| PROBLEM TO SOLVE |
Return the complete listing that follows, with each line reproduced exactly.

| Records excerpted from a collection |
========================

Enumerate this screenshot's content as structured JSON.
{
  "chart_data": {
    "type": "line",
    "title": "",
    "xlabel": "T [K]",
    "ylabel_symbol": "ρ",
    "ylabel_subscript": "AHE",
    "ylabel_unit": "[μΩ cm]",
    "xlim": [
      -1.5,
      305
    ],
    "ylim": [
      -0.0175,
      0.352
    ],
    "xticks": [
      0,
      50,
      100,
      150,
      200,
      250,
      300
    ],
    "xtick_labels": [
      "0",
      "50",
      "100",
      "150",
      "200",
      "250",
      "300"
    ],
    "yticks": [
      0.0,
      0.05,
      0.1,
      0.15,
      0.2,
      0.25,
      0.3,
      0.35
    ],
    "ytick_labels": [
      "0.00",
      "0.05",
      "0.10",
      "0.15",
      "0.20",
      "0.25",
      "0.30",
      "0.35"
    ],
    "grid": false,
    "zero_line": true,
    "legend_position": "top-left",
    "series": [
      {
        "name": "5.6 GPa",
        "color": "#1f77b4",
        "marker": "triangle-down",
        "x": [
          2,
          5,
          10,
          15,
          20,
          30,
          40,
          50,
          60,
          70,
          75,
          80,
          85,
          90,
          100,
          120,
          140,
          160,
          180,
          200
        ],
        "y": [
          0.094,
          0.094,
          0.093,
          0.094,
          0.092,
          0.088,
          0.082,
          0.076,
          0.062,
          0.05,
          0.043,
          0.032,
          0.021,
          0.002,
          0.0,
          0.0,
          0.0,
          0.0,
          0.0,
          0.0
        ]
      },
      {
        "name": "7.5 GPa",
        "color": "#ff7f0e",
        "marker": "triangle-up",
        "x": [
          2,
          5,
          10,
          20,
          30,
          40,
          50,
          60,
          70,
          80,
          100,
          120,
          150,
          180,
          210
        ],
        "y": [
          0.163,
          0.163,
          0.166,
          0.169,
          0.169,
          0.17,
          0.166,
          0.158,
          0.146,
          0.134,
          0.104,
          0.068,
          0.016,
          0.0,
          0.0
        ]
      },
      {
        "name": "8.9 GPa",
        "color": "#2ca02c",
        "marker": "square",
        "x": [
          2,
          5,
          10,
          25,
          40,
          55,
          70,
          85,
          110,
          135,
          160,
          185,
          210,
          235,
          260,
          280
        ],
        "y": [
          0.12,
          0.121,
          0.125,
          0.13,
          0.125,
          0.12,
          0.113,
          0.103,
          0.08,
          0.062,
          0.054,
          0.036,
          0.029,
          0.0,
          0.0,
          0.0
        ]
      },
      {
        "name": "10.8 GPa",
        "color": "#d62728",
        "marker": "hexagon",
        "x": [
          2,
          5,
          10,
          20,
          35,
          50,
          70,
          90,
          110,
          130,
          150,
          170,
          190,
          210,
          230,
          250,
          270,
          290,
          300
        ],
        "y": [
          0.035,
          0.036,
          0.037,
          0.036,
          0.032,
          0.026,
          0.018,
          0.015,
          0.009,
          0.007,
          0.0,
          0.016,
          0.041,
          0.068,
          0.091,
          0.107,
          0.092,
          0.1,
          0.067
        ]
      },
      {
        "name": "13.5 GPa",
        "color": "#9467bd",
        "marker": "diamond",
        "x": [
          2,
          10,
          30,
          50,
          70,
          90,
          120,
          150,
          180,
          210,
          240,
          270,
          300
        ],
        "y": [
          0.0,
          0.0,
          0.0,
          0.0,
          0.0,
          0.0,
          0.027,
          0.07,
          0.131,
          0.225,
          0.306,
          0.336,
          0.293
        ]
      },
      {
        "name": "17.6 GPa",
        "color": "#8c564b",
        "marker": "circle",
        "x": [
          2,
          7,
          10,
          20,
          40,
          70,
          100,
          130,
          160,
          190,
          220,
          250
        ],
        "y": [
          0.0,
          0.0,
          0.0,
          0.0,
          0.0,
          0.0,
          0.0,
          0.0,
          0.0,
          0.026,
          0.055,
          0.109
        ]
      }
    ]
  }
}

========================

| OUTPUT OF THE EXERCISE |
Enumerate this screenshot's content as structured JSON.
{
  "chart_data": {
    "type": "line",
    "title": "",
    "xlabel": "T [K]",
    "ylabel_symbol": "ρ",
    "ylabel_subscript": "AHE",
    "ylabel_unit": "[μΩ cm]",
    "xlim": [
      -1.5,
      305
    ],
    "ylim": [
      -0.0175,
      0.352
    ],
    "xticks": [
      0,
      50,
      100,
      150,
      200,
      250,
      300
    ],
    "xtick_labels": [
      "0",
      "50",
      "100",
      "150",
      "200",
      "250",
      "300"
    ],
    "yticks": [
      0.0,
      0.05,
      0.1,
      0.15,
      0.2,
      0.25,
      0.3,
      0.35
    ],
    "ytick_labels": [
      "0.00",
      "0.05",
      "0.10",
      "0.15",
      "0.20",
      "0.25",
      "0.30",
      "0.35"
    ],
    "grid": false,
    "zero_line": true,
    "legend_position": "top-left",
    "series": [
      {
        "name": "5.6 GPa",
        "color": "#1f77b4",
        "marker": "triangle-down",
        "x": [
          2,
          5,
          10,
          15,
          20,
          30,
          40,
          50,
          60,
          70,
          75,
          80,
          85,
          90,
          100,
          120,
          140,
          160,
          180,
          200
        ],
        "y": [
          0.094,
          0.094,
          0.093,
          0.094,
          0.092,
          0.088,
          0.082,
          0.076,
          0.062,
          0.05,
          0.043,
          0.032,
          0.021,
          0.002,
          0.0,
          0.0,
          0.0,
          0.0,
          0.0,
          0.0
        ]
      },
      {
        "name": "7.5 GPa",
        "color": "#ff7f0e",
        "marker": "triangle-up",
        "x": [
          2,
          5,
          10,
          20,
          30,
          40,
          50,
          60,
          70,
          80,
          100,
          120,
          150,
          180,
          210
        ],
        "y": [
          0.163,
          0.163,
          0.166,
          0.169,
          0.169,
          0.17,
          0.166,
          0.158,
          0.146,
          0.134,
          0.104,
          0.068,
          0.016,
          0.0,
          0.0
        ]
      },
      {
        "name": "8.9 GPa",
        "color": "#2ca02c",
        "marker": "square",
        "x": [
          2,
          5,
          10,
          25,
          40,
          55,
          70,
          85,
          110,
          135,
          160,
          185,
          210,
          235,
          260,
          280
        ],
        "y": [
          0.12,
          0.121,
          0.125,
          0.13,
          0.125,
          0.12,
          0.113,
          0.103,
          0.08,
          0.062,
          0.054,
          0.036,
          0.029,
          0.0,
          0.0,
          0.0
        ]
      },
      {
        "name": "10.8 GPa",
        "color": "#d62728",
        "marker": "hexagon",
        "x": [
          2,
          5,
          10,
          20,
          35,
          50,
          70,
          90,
          110,
          130,
          150,
          170,
          190,
          210,
          230,
          250,
          270,
          290,
          300
        ],
        "y": [
          0.035,
          0.036,
          0.037,
          0.036,
          0.032,
          0.026,
          0.018,
          0.015,
          0.009,
          0.007,
          0.0,
          0.016,
          0.041,
          0.068,
          0.091,
          0.107,
          0.092,
          0.1,
          0.067
        ]
      },
      {
        "name": "13.5 GPa",
        "color": "#9467bd",
        "marker": "diamond",
        "x": [
          2,
          10,
          30,
          50,
          70,
          90,
          120,
          150,
          180,
          210,
          240,
          270,
          300
        ],
        "y": [
          0.0,
          0.0,
          0.0,
          0.0,
          0.0,
          0.0,
          0.027,
          0.07,
          0.131,
          0.225,
          0.306,
          0.336,
          0.293
        ]
      },
      {
        "name": "17.6 GPa",
        "color": "#8c564b",
        "marker": "circle",
        "x": [
          2,
          7,
          10,
          20,
          40,
          70,
          100,
          130,
          160,
          190,
          220,
          250
        ],
        "y": [
          0.0,
          0.0,
          0.0,
          0.0,
          0.0,
          0.0,
          0.0,
          0.0,
          0.0,
          0.026,
          0.055,
          0.109
        ]
      }
    ]
  }
}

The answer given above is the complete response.